● Exercise objective: Output every entry exactly as written.
+---+
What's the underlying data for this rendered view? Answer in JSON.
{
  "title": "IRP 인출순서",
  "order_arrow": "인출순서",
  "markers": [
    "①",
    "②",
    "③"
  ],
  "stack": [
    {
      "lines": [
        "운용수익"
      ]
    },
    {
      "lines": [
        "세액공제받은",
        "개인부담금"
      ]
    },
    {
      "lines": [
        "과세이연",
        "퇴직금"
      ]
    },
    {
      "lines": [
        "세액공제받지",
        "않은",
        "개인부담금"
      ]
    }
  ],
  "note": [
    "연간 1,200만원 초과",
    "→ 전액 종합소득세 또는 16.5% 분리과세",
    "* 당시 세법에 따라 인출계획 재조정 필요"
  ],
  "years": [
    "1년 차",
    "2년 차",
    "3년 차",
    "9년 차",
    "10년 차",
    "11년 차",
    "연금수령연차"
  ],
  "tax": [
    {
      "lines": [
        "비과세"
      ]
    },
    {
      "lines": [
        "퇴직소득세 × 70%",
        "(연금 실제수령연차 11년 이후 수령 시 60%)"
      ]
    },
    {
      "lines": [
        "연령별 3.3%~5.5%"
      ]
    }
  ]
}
+---+
● Written response:
What's the underlying data for this rendered view? Answer in JSON.
{
  "title": "IRP 인출순서",
  "order_arrow": "인출순서",
  "markers": [
    "①",
    "②",
    "③"
  ],
  "stack": [
    {
      "lines": [
        "운용수익"
      ]
    },
    {
      "lines": [
        "세액공제받은",
        "개인부담금"
      ]
    },
    {
      "lines": [
        "과세이연",
        "퇴직금"
      ]
    },
    {
      "lines": [
        "세액공제받지",
        "않은",
        "개인부담금"
      ]
    }
  ],
  "note": [
    "연간 1,200만원 초과",
    "→ 전액 종합소득세 또는 16.5% 분리과세",
    "* 당시 세법에 따라 인출계획 재조정 필요"
  ],
  "years": [
    "1년 차",
    "2년 차",
    "3년 차",
    "9년 차",
    "10년 차",
    "11년 차",
    "연금수령연차"
  ],
  "tax": [
    {
      "lines": [
        "비과세"
      ]
    },
    {
      "lines": [
        "퇴직소득세 × 70%",
        "(연금 실제수령연차 11년 이후 수령 시 60%)"
      ]
    },
    {
      "lines": [
        "연령별 3.3%~5.5%"
      ]
    }
  ]
}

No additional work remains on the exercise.